Short exercise — Pull out each line of the records holding the string "this".

Data to process —
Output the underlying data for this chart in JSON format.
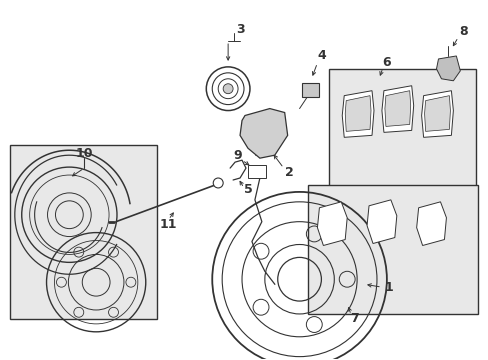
{
  "bg_color": "#ffffff",
  "line_color": "#333333",
  "box_bg": "#e8e8e8",
  "fig_width": 4.89,
  "fig_height": 3.6,
  "dpi": 100
}
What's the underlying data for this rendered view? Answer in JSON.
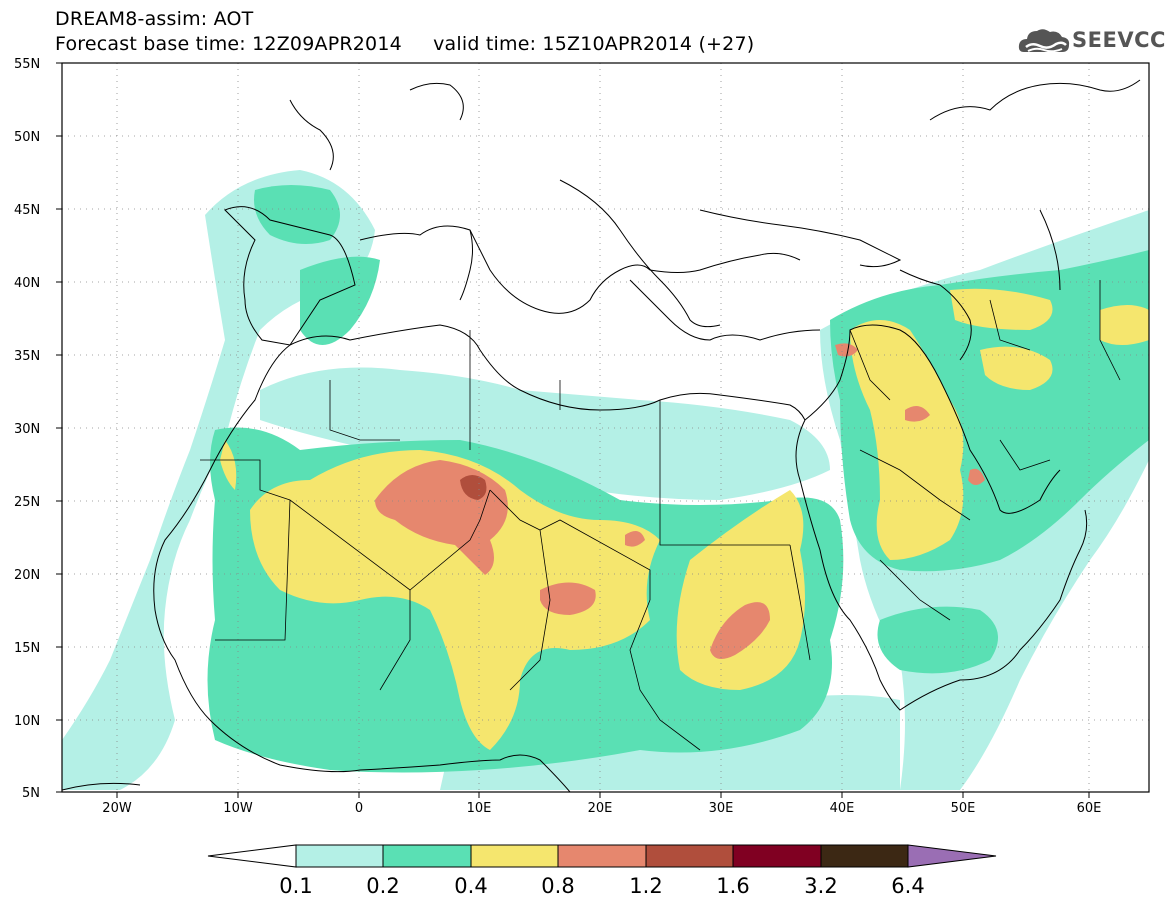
{
  "header": {
    "title_line1": "DREAM8-assim: AOT",
    "title_line2": "Forecast base time: 12Z09APR2014     valid time: 15Z10APR2014 (+27)",
    "logo_text": "SEEVCCC"
  },
  "map": {
    "projection": "lat-lon",
    "lon_range": [
      -25,
      65
    ],
    "lat_range": [
      5,
      55
    ],
    "lat_labels": [
      "55N",
      "50N",
      "45N",
      "40N",
      "35N",
      "30N",
      "25N",
      "20N",
      "15N",
      "10N",
      "5N"
    ],
    "lon_labels": [
      "20W",
      "10W",
      "0",
      "10E",
      "20E",
      "30E",
      "40E",
      "50E",
      "60E"
    ],
    "variable": "AOT",
    "dust_bands": [
      "0.1-0.2",
      "0.2-0.4",
      "0.4-0.8",
      "0.8-1.2",
      "1.2-1.6",
      "1.6-3.2"
    ]
  },
  "colorbar": {
    "labels": [
      "0.1",
      "0.2",
      "0.4",
      "0.8",
      "1.2",
      "1.6",
      "3.2",
      "6.4"
    ],
    "colors": {
      "under": "#ffffff",
      "c1": "#b4f0e6",
      "c2": "#5ae0b4",
      "c3": "#f5e66e",
      "c4": "#e6876e",
      "c5": "#b04e3c",
      "c6": "#800022",
      "c7": "#3c2814",
      "over": "#9a6eb4"
    }
  }
}
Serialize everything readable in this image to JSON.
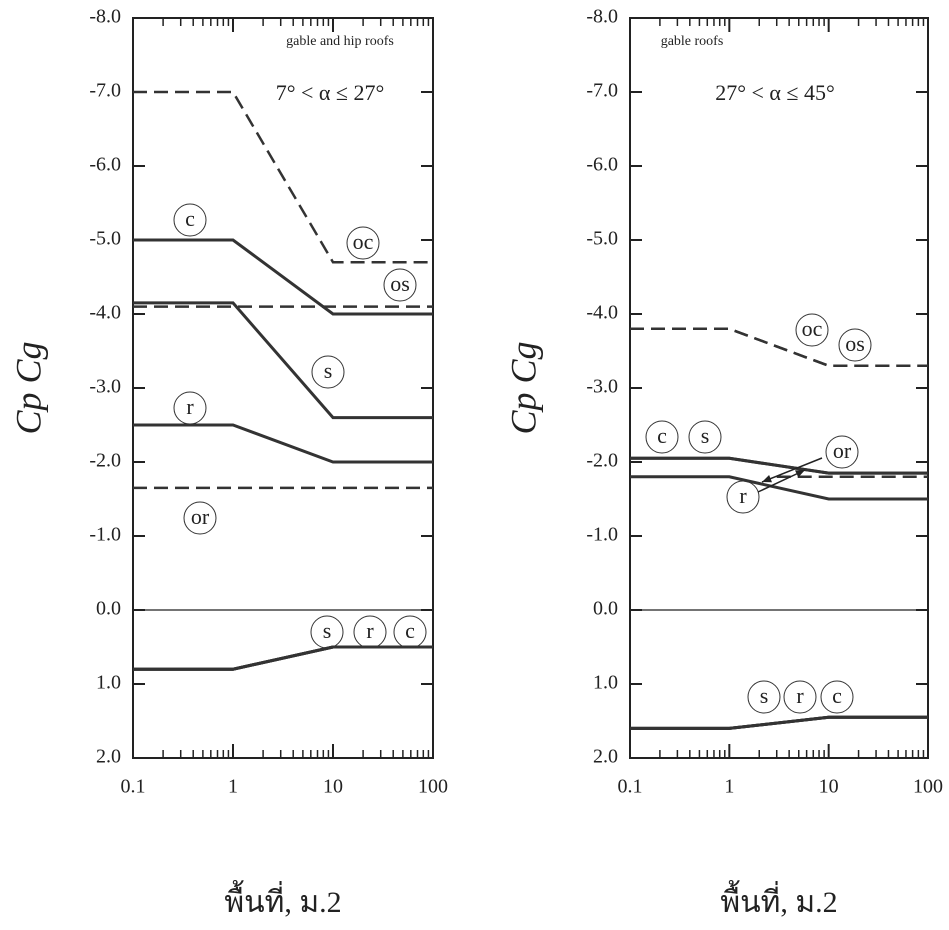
{
  "chart_data": [
    {
      "type": "line",
      "xscale": "log",
      "ylabel": "Cp Cg",
      "xlabel": "พื้นที่, ม.2",
      "annotations": [
        "gable and hip roofs",
        "7° < α ≤ 27°"
      ],
      "xlim": [
        0.1,
        100
      ],
      "xticks": [
        0.1,
        1,
        10,
        100
      ],
      "ylim": [
        2,
        -8
      ],
      "yticks": [
        {
          "value": -8,
          "label": "-8.0"
        },
        {
          "value": -7,
          "label": "-7.0"
        },
        {
          "value": -6,
          "label": "-6.0"
        },
        {
          "value": -5,
          "label": "-5.0"
        },
        {
          "value": -4,
          "label": "-4.0"
        },
        {
          "value": -3,
          "label": "-3.0"
        },
        {
          "value": -2,
          "label": "-2.0"
        },
        {
          "value": -1,
          "label": "-1.0"
        },
        {
          "value": 0,
          "label": "0.0"
        },
        {
          "value": 1,
          "label": "1.0"
        },
        {
          "value": 2,
          "label": "2.0"
        }
      ],
      "series": [
        {
          "name": "oc",
          "color": "#333333",
          "dashed": true,
          "x": [
            0.1,
            1,
            10,
            100
          ],
          "values": [
            -7.0,
            -7.0,
            -4.7,
            -4.7
          ]
        },
        {
          "name": "c",
          "color": "#333333",
          "dashed": false,
          "x": [
            0.1,
            1,
            10,
            100
          ],
          "values": [
            -5.0,
            -5.0,
            -4.0,
            -4.0
          ]
        },
        {
          "name": "os",
          "color": "#333333",
          "dashed": true,
          "x": [
            0.1,
            1,
            10,
            100
          ],
          "values": [
            -4.1,
            -4.1,
            -4.1,
            -4.1
          ]
        },
        {
          "name": "s",
          "color": "#333333",
          "dashed": false,
          "x": [
            0.1,
            1,
            10,
            100
          ],
          "values": [
            -4.15,
            -4.15,
            -2.6,
            -2.6
          ]
        },
        {
          "name": "r",
          "color": "#333333",
          "dashed": false,
          "x": [
            0.1,
            1,
            10,
            100
          ],
          "values": [
            -2.5,
            -2.5,
            -2.0,
            -2.0
          ]
        },
        {
          "name": "or",
          "color": "#333333",
          "dashed": true,
          "x": [
            0.1,
            1,
            10,
            100
          ],
          "values": [
            -1.65,
            -1.65,
            -1.65,
            -1.65
          ]
        },
        {
          "name": "s",
          "color": "#333333",
          "dashed": false,
          "x": [
            0.1,
            1,
            10,
            100
          ],
          "values": [
            0.8,
            0.8,
            0.5,
            0.5
          ]
        },
        {
          "name": "r",
          "color": "#333333",
          "dashed": false,
          "x": [
            0.1,
            1,
            10,
            100
          ],
          "values": [
            0.8,
            0.8,
            0.5,
            0.5
          ]
        },
        {
          "name": "c",
          "color": "#333333",
          "dashed": false,
          "x": [
            0.1,
            1,
            10,
            100
          ],
          "values": [
            0.8,
            0.8,
            0.5,
            0.5
          ]
        }
      ]
    },
    {
      "type": "line",
      "xscale": "log",
      "ylabel": "Cp Cg",
      "xlabel": "พื้นที่, ม.2",
      "annotations": [
        "gable roofs",
        "27° < α ≤ 45°"
      ],
      "xlim": [
        0.1,
        100
      ],
      "xticks": [
        0.1,
        1,
        10,
        100
      ],
      "ylim": [
        2,
        -8
      ],
      "yticks": [
        {
          "value": -8,
          "label": "-8.0"
        },
        {
          "value": -7,
          "label": "-7.0"
        },
        {
          "value": -6,
          "label": "-6.0"
        },
        {
          "value": -5,
          "label": "-5.0"
        },
        {
          "value": -4,
          "label": "-4.0"
        },
        {
          "value": -3,
          "label": "-3.0"
        },
        {
          "value": -2,
          "label": "-2.0"
        },
        {
          "value": -1,
          "label": "-1.0"
        },
        {
          "value": 0,
          "label": "0.0"
        },
        {
          "value": 1,
          "label": "1.0"
        },
        {
          "value": 2,
          "label": "2.0"
        }
      ],
      "series": [
        {
          "name": "oc",
          "color": "#333333",
          "dashed": true,
          "x": [
            0.1,
            1,
            10,
            100
          ],
          "values": [
            -3.8,
            -3.8,
            -3.3,
            -3.3
          ]
        },
        {
          "name": "os",
          "color": "#333333",
          "dashed": true,
          "x": [
            0.1,
            1,
            10,
            100
          ],
          "values": [
            -3.8,
            -3.8,
            -3.3,
            -3.3
          ]
        },
        {
          "name": "c",
          "color": "#333333",
          "dashed": false,
          "x": [
            0.1,
            1,
            10,
            100
          ],
          "values": [
            -2.05,
            -2.05,
            -1.85,
            -1.85
          ]
        },
        {
          "name": "s",
          "color": "#333333",
          "dashed": false,
          "x": [
            0.1,
            1,
            10,
            100
          ],
          "values": [
            -2.05,
            -2.05,
            -1.85,
            -1.85
          ]
        },
        {
          "name": "or",
          "color": "#333333",
          "dashed": true,
          "x": [
            3,
            100
          ],
          "values": [
            -1.8,
            -1.8
          ]
        },
        {
          "name": "r",
          "color": "#333333",
          "dashed": false,
          "x": [
            0.1,
            1,
            10,
            100
          ],
          "values": [
            -1.8,
            -1.8,
            -1.5,
            -1.5
          ]
        },
        {
          "name": "s",
          "color": "#333333",
          "dashed": false,
          "x": [
            0.1,
            1,
            10,
            100
          ],
          "values": [
            1.6,
            1.6,
            1.45,
            1.45
          ]
        },
        {
          "name": "r",
          "color": "#333333",
          "dashed": false,
          "x": [
            0.1,
            1,
            10,
            100
          ],
          "values": [
            1.6,
            1.6,
            1.45,
            1.45
          ]
        },
        {
          "name": "c",
          "color": "#333333",
          "dashed": false,
          "x": [
            0.1,
            1,
            10,
            100
          ],
          "values": [
            1.6,
            1.6,
            1.45,
            1.45
          ]
        }
      ]
    }
  ]
}
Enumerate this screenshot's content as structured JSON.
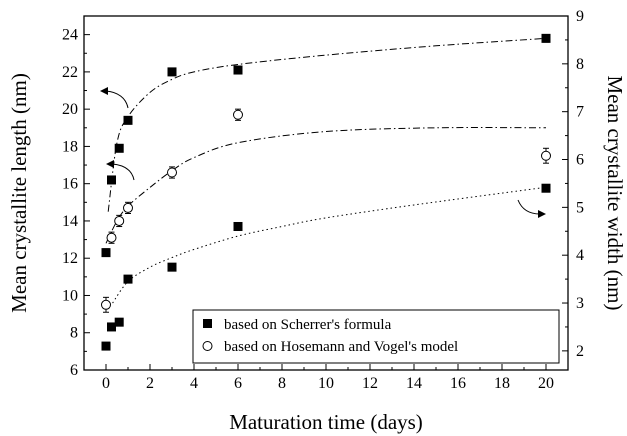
{
  "chart_data": {
    "type": "scatter",
    "xlabel": "Maturation time (days)",
    "ylabel_left": "Mean crystallite length (nm)",
    "ylabel_right": "Mean crystallite width (nm)",
    "xlim": [
      -1,
      21
    ],
    "ylim_left": [
      6,
      25
    ],
    "ylim_right": [
      1.6,
      9
    ],
    "xticks": [
      0,
      2,
      4,
      6,
      8,
      10,
      12,
      14,
      16,
      18,
      20
    ],
    "yticks_left": [
      6,
      8,
      10,
      12,
      14,
      16,
      18,
      20,
      22,
      24
    ],
    "yticks_right": [
      2,
      3,
      4,
      5,
      6,
      7,
      8,
      9
    ],
    "legend_position": "bottom-right",
    "legend": [
      {
        "label": "based on Scherrer's formula",
        "marker": "filled-square"
      },
      {
        "label": "based on Hosemann and Vogel's model",
        "marker": "open-circle"
      }
    ],
    "series": [
      {
        "name": "based on Scherrer's formula",
        "axis": "left",
        "marker": "filled-square",
        "x": [
          0,
          0.25,
          0.6,
          1,
          3,
          6,
          20
        ],
        "y": [
          12.3,
          16.2,
          17.9,
          19.4,
          22.0,
          22.1,
          23.8
        ],
        "err": [
          0.2,
          0.2,
          0.2,
          0.2,
          0.2,
          0.2,
          0.2
        ]
      },
      {
        "name": "based on Hosemann and Vogel's model",
        "axis": "left",
        "marker": "open-circle",
        "x": [
          0,
          0.25,
          0.6,
          1,
          3,
          6,
          20
        ],
        "y": [
          9.5,
          13.1,
          14.0,
          14.7,
          16.6,
          19.7,
          17.5
        ],
        "err": [
          0.4,
          0.3,
          0.3,
          0.3,
          0.3,
          0.3,
          0.4
        ]
      },
      {
        "name": "based on Scherrer's formula",
        "axis": "right",
        "marker": "filled-square",
        "x": [
          0,
          0.25,
          0.6,
          1,
          3,
          6,
          20
        ],
        "y": [
          2.1,
          2.5,
          2.6,
          3.5,
          3.75,
          4.6,
          5.4
        ],
        "err": [
          0.07,
          0.07,
          0.07,
          0.07,
          0.07,
          0.07,
          0.07
        ]
      }
    ],
    "fit_curves": [
      {
        "axis": "left",
        "style": "dash-dot",
        "x": [
          0.1,
          0.5,
          1,
          2,
          3,
          4,
          6,
          10,
          15,
          20
        ],
        "y": [
          14.5,
          18.2,
          19.6,
          20.9,
          21.6,
          22.0,
          22.4,
          22.9,
          23.4,
          23.8
        ]
      },
      {
        "axis": "left",
        "style": "dash-dot",
        "x": [
          0,
          0.5,
          1,
          2,
          3,
          4,
          6,
          10,
          15,
          20
        ],
        "y": [
          12.8,
          14.0,
          14.8,
          15.8,
          16.7,
          17.4,
          18.2,
          18.8,
          19.0,
          19.0
        ]
      },
      {
        "axis": "right",
        "style": "dotted",
        "x": [
          0.3,
          1,
          2,
          3,
          4,
          6,
          8,
          10,
          14,
          20
        ],
        "y": [
          3.0,
          3.45,
          3.75,
          3.95,
          4.12,
          4.4,
          4.6,
          4.78,
          5.05,
          5.42
        ]
      }
    ]
  }
}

Exercise solution —
Output the underlying data for this chart in JSON format.
What's the underlying data for this rendered view? Answer in JSON.
Serialize everything readable in this image to JSON.
Enumerate this screenshot's content as structured JSON.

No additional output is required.